_Directions for this task_.
Each line that follows should be printed again exactly as it stands.

[Stored data entries]

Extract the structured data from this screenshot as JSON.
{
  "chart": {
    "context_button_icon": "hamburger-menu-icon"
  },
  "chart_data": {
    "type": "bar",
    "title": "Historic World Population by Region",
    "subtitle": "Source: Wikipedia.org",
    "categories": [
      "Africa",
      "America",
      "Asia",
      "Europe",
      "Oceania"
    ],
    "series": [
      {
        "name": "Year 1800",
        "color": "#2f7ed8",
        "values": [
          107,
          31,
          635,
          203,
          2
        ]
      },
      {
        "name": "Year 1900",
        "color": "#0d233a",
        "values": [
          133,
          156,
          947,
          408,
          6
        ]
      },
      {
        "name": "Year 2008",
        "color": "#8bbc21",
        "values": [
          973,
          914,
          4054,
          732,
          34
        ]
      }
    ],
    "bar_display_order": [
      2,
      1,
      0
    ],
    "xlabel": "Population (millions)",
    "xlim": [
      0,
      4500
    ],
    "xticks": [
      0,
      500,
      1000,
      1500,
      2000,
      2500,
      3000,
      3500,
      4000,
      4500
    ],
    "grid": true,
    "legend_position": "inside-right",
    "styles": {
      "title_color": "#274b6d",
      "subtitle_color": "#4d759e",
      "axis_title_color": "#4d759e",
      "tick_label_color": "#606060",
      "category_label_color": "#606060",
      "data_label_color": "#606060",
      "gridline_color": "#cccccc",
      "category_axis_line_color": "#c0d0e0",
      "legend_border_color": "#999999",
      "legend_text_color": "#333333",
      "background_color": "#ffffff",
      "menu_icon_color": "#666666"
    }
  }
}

_Solution to this task_.
Extract the structured data from this screenshot as JSON.
{
  "chart": {
    "context_button_icon": "hamburger-menu-icon"
  },
  "chart_data": {
    "type": "bar",
    "title": "Historic World Population by Region",
    "subtitle": "Source: Wikipedia.org",
    "categories": [
      "Africa",
      "America",
      "Asia",
      "Europe",
      "Oceania"
    ],
    "series": [
      {
        "name": "Year 1800",
        "color": "#2f7ed8",
        "values": [
          107,
          31,
          635,
          203,
          2
        ]
      },
      {
        "name": "Year 1900",
        "color": "#0d233a",
        "values": [
          133,
          156,
          947,
          408,
          6
        ]
      },
      {
        "name": "Year 2008",
        "color": "#8bbc21",
        "values": [
          973,
          914,
          4054,
          732,
          34
        ]
      }
    ],
    "bar_display_order": [
      2,
      1,
      0
    ],
    "xlabel": "Population (millions)",
    "xlim": [
      0,
      4500
    ],
    "xticks": [
      0,
      500,
      1000,
      1500,
      2000,
      2500,
      3000,
      3500,
      4000,
      4500
    ],
    "grid": true,
    "legend_position": "inside-right",
    "styles": {
      "title_color": "#274b6d",
      "subtitle_color": "#4d759e",
      "axis_title_color": "#4d759e",
      "tick_label_color": "#606060",
      "category_label_color": "#606060",
      "data_label_color": "#606060",
      "gridline_color": "#cccccc",
      "category_axis_line_color": "#c0d0e0",
      "legend_border_color": "#999999",
      "legend_text_color": "#333333",
      "background_color": "#ffffff",
      "menu_icon_color": "#666666"
    }
  }
}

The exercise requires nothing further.